◆ **RECORD EXTRACTS**:
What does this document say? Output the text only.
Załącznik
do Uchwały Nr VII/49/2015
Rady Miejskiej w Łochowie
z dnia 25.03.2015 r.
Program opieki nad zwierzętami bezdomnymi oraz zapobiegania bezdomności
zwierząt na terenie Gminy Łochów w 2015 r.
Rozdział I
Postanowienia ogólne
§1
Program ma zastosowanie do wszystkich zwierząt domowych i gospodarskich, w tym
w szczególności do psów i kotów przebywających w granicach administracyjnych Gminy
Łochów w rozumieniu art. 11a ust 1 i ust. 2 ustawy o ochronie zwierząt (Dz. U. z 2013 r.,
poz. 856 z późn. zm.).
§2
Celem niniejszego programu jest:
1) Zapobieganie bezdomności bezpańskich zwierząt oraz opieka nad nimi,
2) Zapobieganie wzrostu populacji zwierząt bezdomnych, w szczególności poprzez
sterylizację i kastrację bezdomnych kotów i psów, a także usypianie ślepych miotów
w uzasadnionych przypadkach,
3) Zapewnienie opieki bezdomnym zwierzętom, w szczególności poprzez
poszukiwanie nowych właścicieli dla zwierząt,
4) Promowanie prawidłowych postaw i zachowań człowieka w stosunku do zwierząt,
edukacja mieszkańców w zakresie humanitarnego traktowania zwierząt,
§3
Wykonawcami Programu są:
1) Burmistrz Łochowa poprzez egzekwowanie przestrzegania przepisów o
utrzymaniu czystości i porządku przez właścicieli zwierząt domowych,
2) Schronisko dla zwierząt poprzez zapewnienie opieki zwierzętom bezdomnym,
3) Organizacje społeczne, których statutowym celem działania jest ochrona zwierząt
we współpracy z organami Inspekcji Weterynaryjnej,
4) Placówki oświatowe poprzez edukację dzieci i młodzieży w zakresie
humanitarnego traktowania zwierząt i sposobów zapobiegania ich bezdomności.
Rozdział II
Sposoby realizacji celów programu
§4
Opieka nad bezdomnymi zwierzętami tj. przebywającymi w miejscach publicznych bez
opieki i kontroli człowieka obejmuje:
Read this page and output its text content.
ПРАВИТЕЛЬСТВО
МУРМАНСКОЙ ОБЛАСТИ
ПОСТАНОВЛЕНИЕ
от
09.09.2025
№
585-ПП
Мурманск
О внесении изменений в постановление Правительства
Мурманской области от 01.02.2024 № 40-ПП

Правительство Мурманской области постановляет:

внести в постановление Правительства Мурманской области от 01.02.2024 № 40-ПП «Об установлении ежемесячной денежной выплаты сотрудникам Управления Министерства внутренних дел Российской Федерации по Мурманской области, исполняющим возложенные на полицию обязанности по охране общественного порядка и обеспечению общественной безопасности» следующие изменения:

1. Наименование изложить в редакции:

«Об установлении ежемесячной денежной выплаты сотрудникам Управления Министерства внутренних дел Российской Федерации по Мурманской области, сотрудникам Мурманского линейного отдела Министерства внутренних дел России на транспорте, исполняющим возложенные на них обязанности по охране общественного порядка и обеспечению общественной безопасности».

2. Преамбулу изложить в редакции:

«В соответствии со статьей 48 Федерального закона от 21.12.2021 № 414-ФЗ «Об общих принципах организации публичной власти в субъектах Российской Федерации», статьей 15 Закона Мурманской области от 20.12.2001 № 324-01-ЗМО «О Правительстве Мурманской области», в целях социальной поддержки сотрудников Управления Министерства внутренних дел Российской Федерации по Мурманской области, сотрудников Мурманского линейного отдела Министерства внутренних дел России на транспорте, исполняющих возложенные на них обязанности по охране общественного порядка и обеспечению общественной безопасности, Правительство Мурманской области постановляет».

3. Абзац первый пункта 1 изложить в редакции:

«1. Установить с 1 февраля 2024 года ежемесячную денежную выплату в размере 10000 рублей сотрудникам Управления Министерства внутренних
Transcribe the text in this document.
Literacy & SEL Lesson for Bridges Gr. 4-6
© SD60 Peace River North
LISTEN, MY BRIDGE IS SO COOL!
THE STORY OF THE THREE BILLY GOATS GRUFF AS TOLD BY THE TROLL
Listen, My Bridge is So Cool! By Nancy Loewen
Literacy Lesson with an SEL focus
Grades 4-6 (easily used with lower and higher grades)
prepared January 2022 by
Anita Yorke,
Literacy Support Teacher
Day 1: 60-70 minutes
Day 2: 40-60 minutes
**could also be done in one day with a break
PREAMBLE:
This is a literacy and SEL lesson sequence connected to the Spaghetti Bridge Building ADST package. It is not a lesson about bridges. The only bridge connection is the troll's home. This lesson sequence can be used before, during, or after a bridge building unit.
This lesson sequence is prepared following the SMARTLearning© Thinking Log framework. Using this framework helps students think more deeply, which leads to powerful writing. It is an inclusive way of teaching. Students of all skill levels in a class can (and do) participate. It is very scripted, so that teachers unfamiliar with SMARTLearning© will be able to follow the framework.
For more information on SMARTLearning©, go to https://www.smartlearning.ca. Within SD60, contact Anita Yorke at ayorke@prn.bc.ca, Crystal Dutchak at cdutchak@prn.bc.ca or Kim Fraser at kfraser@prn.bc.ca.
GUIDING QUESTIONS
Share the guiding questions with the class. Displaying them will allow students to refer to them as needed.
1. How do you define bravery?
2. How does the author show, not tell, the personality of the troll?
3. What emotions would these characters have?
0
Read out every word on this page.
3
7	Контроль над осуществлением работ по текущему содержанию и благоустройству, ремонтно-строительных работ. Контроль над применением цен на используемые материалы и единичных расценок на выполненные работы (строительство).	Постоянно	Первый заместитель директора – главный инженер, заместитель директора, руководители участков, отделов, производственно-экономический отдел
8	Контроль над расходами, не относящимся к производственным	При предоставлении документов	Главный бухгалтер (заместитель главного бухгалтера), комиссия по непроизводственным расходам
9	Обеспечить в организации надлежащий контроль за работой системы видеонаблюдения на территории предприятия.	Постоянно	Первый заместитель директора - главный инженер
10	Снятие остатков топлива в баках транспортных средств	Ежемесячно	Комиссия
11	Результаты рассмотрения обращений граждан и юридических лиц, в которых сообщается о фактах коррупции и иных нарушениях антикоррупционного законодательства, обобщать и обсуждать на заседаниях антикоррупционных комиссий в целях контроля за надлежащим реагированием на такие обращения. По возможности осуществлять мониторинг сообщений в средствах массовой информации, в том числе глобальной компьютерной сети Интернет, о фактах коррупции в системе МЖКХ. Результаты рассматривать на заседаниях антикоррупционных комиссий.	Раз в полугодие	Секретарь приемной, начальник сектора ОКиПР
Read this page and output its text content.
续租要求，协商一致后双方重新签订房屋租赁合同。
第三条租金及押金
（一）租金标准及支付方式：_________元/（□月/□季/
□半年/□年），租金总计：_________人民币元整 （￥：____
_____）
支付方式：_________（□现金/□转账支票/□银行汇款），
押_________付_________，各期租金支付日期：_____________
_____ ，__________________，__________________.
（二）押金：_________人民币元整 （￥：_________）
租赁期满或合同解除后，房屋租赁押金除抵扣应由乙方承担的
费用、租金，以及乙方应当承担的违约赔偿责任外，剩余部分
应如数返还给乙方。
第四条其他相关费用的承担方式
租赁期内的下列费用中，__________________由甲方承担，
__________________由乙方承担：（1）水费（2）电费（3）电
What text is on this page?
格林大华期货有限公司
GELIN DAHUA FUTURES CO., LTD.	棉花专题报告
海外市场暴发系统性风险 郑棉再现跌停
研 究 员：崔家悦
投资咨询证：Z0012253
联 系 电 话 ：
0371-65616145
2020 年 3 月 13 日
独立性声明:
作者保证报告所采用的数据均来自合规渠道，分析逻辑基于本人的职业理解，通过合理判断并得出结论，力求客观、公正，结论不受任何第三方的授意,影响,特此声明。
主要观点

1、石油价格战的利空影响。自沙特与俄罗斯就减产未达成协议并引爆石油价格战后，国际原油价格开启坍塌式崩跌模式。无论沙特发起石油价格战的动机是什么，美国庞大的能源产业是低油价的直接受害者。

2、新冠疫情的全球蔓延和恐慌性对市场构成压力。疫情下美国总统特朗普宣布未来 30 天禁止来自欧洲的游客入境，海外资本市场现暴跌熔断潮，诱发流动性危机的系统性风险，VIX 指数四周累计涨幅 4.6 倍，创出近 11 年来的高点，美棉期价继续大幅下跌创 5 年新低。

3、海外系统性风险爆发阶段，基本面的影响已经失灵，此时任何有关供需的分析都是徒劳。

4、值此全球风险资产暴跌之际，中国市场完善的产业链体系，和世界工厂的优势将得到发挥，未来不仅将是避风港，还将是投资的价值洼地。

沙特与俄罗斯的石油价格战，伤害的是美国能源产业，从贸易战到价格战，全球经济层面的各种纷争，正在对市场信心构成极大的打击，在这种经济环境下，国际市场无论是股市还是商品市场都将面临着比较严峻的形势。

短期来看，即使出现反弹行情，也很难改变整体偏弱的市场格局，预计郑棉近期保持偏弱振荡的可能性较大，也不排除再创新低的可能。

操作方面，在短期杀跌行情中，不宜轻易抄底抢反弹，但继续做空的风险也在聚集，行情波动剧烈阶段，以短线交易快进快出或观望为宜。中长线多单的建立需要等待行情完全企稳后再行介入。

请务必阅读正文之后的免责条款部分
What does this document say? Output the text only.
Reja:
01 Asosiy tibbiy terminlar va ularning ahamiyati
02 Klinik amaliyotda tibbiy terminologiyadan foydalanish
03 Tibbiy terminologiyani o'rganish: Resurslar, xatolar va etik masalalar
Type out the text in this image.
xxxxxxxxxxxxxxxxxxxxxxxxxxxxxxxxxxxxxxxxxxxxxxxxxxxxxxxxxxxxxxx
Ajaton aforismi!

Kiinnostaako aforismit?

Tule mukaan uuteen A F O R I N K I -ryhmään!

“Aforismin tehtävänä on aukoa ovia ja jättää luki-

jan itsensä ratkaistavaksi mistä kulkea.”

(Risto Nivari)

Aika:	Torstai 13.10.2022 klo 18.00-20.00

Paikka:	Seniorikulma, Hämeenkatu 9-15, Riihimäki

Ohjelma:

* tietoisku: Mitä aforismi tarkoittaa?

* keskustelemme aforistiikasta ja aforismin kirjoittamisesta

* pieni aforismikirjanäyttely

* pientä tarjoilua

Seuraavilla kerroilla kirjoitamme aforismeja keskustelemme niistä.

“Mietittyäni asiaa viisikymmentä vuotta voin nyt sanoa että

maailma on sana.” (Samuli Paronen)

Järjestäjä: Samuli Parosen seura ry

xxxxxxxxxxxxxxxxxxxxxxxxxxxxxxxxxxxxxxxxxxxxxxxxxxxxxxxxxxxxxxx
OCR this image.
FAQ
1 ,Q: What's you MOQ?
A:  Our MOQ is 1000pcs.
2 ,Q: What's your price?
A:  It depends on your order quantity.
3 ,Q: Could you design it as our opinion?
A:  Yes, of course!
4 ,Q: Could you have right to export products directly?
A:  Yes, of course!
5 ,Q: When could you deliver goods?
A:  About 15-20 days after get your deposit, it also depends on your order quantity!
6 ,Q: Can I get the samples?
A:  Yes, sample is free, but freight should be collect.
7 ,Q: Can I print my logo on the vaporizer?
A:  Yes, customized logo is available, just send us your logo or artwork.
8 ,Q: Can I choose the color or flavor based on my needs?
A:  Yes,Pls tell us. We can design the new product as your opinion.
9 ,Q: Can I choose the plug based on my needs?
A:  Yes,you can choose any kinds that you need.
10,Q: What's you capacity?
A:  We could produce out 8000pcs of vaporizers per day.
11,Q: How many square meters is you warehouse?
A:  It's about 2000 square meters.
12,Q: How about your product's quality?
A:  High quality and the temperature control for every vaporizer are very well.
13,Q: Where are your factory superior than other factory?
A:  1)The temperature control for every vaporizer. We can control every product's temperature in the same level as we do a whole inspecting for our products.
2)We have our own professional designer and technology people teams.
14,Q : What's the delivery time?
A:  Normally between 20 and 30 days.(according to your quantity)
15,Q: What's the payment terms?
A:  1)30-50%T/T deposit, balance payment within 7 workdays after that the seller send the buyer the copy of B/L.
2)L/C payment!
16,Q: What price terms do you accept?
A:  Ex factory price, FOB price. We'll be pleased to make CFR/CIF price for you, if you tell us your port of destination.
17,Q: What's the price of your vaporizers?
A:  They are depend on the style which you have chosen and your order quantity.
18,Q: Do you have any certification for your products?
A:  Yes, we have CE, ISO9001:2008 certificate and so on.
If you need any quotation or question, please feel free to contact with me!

◆ **WHAT THE TASK REQUIRES**: In the material above, show every line where the word "zakresie" turns up.

◆ **EXPECTED ANSWER**:
edukacja mieszkańców w zakresie humanitarnego traktowania zwierząt,
4) Placówki oświatowe poprzez edukację dzieci i młodzieży w zakresie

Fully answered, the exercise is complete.